Collected data entries:
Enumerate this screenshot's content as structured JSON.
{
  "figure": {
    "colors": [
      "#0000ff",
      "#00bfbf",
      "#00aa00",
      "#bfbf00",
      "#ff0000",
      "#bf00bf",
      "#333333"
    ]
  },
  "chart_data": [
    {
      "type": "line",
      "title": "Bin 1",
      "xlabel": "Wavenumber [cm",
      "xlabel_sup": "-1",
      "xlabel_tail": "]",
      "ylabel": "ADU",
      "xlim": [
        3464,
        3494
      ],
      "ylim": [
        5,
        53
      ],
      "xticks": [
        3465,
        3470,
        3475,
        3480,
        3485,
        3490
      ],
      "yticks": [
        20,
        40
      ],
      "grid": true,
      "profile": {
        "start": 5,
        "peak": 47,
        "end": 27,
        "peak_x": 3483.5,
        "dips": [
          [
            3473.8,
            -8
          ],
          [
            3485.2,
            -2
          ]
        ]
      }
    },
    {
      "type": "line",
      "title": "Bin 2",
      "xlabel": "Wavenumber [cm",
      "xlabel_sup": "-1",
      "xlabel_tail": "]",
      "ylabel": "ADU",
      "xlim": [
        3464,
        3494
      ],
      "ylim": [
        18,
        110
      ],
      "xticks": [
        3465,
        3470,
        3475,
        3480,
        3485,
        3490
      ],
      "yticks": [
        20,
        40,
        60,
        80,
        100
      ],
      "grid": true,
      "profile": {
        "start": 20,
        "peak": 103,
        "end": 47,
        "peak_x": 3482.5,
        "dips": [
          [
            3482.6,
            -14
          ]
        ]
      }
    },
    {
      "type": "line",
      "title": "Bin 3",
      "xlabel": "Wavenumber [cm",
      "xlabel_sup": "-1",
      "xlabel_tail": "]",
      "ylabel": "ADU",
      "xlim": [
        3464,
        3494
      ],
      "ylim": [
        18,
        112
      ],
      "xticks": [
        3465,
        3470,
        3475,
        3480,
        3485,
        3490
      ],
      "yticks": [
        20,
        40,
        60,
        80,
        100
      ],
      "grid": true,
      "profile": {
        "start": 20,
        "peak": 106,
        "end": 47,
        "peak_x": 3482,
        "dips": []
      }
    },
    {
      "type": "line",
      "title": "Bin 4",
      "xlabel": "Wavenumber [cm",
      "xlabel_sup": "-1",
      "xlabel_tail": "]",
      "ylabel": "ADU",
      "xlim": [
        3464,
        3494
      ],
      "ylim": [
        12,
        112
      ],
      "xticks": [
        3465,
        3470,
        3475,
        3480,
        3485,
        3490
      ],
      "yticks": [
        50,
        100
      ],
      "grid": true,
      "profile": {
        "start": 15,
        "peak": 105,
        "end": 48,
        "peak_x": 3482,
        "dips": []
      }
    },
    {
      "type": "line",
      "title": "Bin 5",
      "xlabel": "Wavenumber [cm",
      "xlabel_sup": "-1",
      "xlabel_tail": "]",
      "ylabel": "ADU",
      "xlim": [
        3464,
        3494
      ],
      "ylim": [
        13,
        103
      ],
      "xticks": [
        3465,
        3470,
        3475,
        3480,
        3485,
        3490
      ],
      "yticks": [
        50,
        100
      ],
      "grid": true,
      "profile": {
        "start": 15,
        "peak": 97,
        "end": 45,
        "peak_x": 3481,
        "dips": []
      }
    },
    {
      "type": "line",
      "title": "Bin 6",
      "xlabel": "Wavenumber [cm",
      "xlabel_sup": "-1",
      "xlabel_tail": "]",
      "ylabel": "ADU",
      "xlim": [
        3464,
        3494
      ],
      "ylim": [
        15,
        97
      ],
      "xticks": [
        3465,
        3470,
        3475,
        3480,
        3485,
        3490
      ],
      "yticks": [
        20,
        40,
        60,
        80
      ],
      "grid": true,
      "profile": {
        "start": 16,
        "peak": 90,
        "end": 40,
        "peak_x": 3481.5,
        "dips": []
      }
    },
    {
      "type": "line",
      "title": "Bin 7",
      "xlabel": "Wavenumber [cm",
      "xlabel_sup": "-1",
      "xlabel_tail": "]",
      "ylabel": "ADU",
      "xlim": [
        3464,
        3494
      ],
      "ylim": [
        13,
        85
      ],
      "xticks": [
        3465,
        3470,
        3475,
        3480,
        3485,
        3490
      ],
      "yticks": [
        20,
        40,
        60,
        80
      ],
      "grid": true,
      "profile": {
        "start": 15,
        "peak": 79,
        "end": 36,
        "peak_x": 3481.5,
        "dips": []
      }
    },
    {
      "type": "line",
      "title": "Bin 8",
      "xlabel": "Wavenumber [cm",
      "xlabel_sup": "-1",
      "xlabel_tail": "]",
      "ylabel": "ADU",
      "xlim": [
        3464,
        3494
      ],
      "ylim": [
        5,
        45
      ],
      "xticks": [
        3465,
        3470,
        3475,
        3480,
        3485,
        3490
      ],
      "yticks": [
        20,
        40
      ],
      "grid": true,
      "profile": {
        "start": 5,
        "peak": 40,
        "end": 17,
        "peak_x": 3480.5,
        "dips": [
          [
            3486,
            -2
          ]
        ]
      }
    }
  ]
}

What the task asks:
Output all preceding records character for character.

Written response:
Enumerate this screenshot's content as structured JSON.
{
  "figure": {
    "colors": [
      "#0000ff",
      "#00bfbf",
      "#00aa00",
      "#bfbf00",
      "#ff0000",
      "#bf00bf",
      "#333333"
    ]
  },
  "chart_data": [
    {
      "type": "line",
      "title": "Bin 1",
      "xlabel": "Wavenumber [cm",
      "xlabel_sup": "-1",
      "xlabel_tail": "]",
      "ylabel": "ADU",
      "xlim": [
        3464,
        3494
      ],
      "ylim": [
        5,
        53
      ],
      "xticks": [
        3465,
        3470,
        3475,
        3480,
        3485,
        3490
      ],
      "yticks": [
        20,
        40
      ],
      "grid": true,
      "profile": {
        "start": 5,
        "peak": 47,
        "end": 27,
        "peak_x": 3483.5,
        "dips": [
          [
            3473.8,
            -8
          ],
          [
            3485.2,
            -2
          ]
        ]
      }
    },
    {
      "type": "line",
      "title": "Bin 2",
      "xlabel": "Wavenumber [cm",
      "xlabel_sup": "-1",
      "xlabel_tail": "]",
      "ylabel": "ADU",
      "xlim": [
        3464,
        3494
      ],
      "ylim": [
        18,
        110
      ],
      "xticks": [
        3465,
        3470,
        3475,
        3480,
        3485,
        3490
      ],
      "yticks": [
        20,
        40,
        60,
        80,
        100
      ],
      "grid": true,
      "profile": {
        "start": 20,
        "peak": 103,
        "end": 47,
        "peak_x": 3482.5,
        "dips": [
          [
            3482.6,
            -14
          ]
        ]
      }
    },
    {
      "type": "line",
      "title": "Bin 3",
      "xlabel": "Wavenumber [cm",
      "xlabel_sup": "-1",
      "xlabel_tail": "]",
      "ylabel": "ADU",
      "xlim": [
        3464,
        3494
      ],
      "ylim": [
        18,
        112
      ],
      "xticks": [
        3465,
        3470,
        3475,
        3480,
        3485,
        3490
      ],
      "yticks": [
        20,
        40,
        60,
        80,
        100
      ],
      "grid": true,
      "profile": {
        "start": 20,
        "peak": 106,
        "end": 47,
        "peak_x": 3482,
        "dips": []
      }
    },
    {
      "type": "line",
      "title": "Bin 4",
      "xlabel": "Wavenumber [cm",
      "xlabel_sup": "-1",
      "xlabel_tail": "]",
      "ylabel": "ADU",
      "xlim": [
        3464,
        3494
      ],
      "ylim": [
        12,
        112
      ],
      "xticks": [
        3465,
        3470,
        3475,
        3480,
        3485,
        3490
      ],
      "yticks": [
        50,
        100
      ],
      "grid": true,
      "profile": {
        "start": 15,
        "peak": 105,
        "end": 48,
        "peak_x": 3482,
        "dips": []
      }
    },
    {
      "type": "line",
      "title": "Bin 5",
      "xlabel": "Wavenumber [cm",
      "xlabel_sup": "-1",
      "xlabel_tail": "]",
      "ylabel": "ADU",
      "xlim": [
        3464,
        3494
      ],
      "ylim": [
        13,
        103
      ],
      "xticks": [
        3465,
        3470,
        3475,
        3480,
        3485,
        3490
      ],
      "yticks": [
        50,
        100
      ],
      "grid": true,
      "profile": {
        "start": 15,
        "peak": 97,
        "end": 45,
        "peak_x": 3481,
        "dips": []
      }
    },
    {
      "type": "line",
      "title": "Bin 6",
      "xlabel": "Wavenumber [cm",
      "xlabel_sup": "-1",
      "xlabel_tail": "]",
      "ylabel": "ADU",
      "xlim": [
        3464,
        3494
      ],
      "ylim": [
        15,
        97
      ],
      "xticks": [
        3465,
        3470,
        3475,
        3480,
        3485,
        3490
      ],
      "yticks": [
        20,
        40,
        60,
        80
      ],
      "grid": true,
      "profile": {
        "start": 16,
        "peak": 90,
        "end": 40,
        "peak_x": 3481.5,
        "dips": []
      }
    },
    {
      "type": "line",
      "title": "Bin 7",
      "xlabel": "Wavenumber [cm",
      "xlabel_sup": "-1",
      "xlabel_tail": "]",
      "ylabel": "ADU",
      "xlim": [
        3464,
        3494
      ],
      "ylim": [
        13,
        85
      ],
      "xticks": [
        3465,
        3470,
        3475,
        3480,
        3485,
        3490
      ],
      "yticks": [
        20,
        40,
        60,
        80
      ],
      "grid": true,
      "profile": {
        "start": 15,
        "peak": 79,
        "end": 36,
        "peak_x": 3481.5,
        "dips": []
      }
    },
    {
      "type": "line",
      "title": "Bin 8",
      "xlabel": "Wavenumber [cm",
      "xlabel_sup": "-1",
      "xlabel_tail": "]",
      "ylabel": "ADU",
      "xlim": [
        3464,
        3494
      ],
      "ylim": [
        5,
        45
      ],
      "xticks": [
        3465,
        3470,
        3475,
        3480,
        3485,
        3490
      ],
      "yticks": [
        20,
        40
      ],
      "grid": true,
      "profile": {
        "start": 5,
        "peak": 40,
        "end": 17,
        "peak_x": 3480.5,
        "dips": [
          [
            3486,
            -2
          ]
        ]
      }
    }
  ]
}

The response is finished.